### [GIVEN REQUEST]
Quote the whole listing word for word. Do not include the pictures.

### [DATASET ROWS]

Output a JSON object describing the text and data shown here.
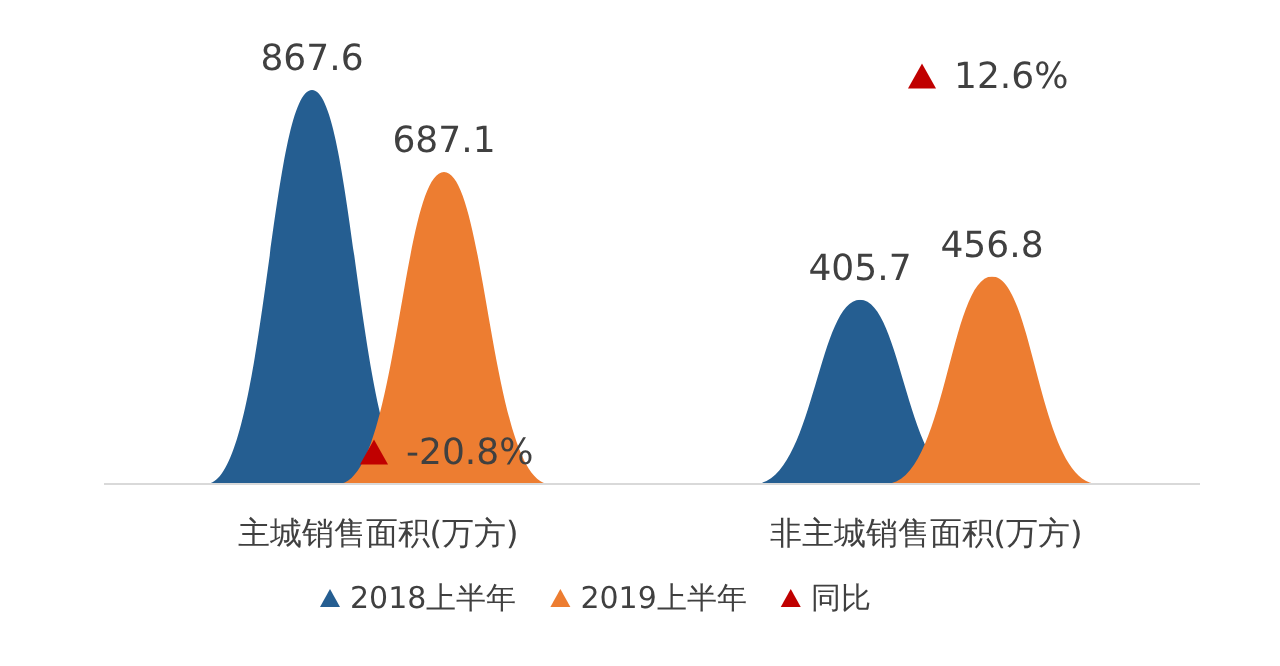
{
  "chart_data": {
    "type": "bar",
    "categories": [
      "主城销售面积(万方)",
      "非主城销售面积(万方)"
    ],
    "series": [
      {
        "name": "2018上半年",
        "color": "#255e91",
        "values": [
          867.6,
          405.7
        ]
      },
      {
        "name": "2019上半年",
        "color": "#ed7d31",
        "values": [
          687.1,
          456.8
        ]
      },
      {
        "name": "同比",
        "type": "scatter",
        "axis": "y2",
        "color": "#c00000",
        "values": [
          -20.8,
          12.6
        ],
        "value_labels": [
          "-20.8%",
          "12.6%"
        ]
      }
    ],
    "data_labels": true,
    "tick_labels": "x",
    "marker": "triangle",
    "legend": "bottom",
    "grid": false
  }
}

### [THE REPLY]
Output a JSON object describing the text and data shown here.
{
  "chart_data": {
    "type": "bar",
    "categories": [
      "主城销售面积(万方)",
      "非主城销售面积(万方)"
    ],
    "series": [
      {
        "name": "2018上半年",
        "color": "#255e91",
        "values": [
          867.6,
          405.7
        ]
      },
      {
        "name": "2019上半年",
        "color": "#ed7d31",
        "values": [
          687.1,
          456.8
        ]
      },
      {
        "name": "同比",
        "type": "scatter",
        "axis": "y2",
        "color": "#c00000",
        "values": [
          -20.8,
          12.6
        ],
        "value_labels": [
          "-20.8%",
          "12.6%"
        ]
      }
    ],
    "data_labels": true,
    "tick_labels": "x",
    "marker": "triangle",
    "legend": "bottom",
    "grid": false
  }
}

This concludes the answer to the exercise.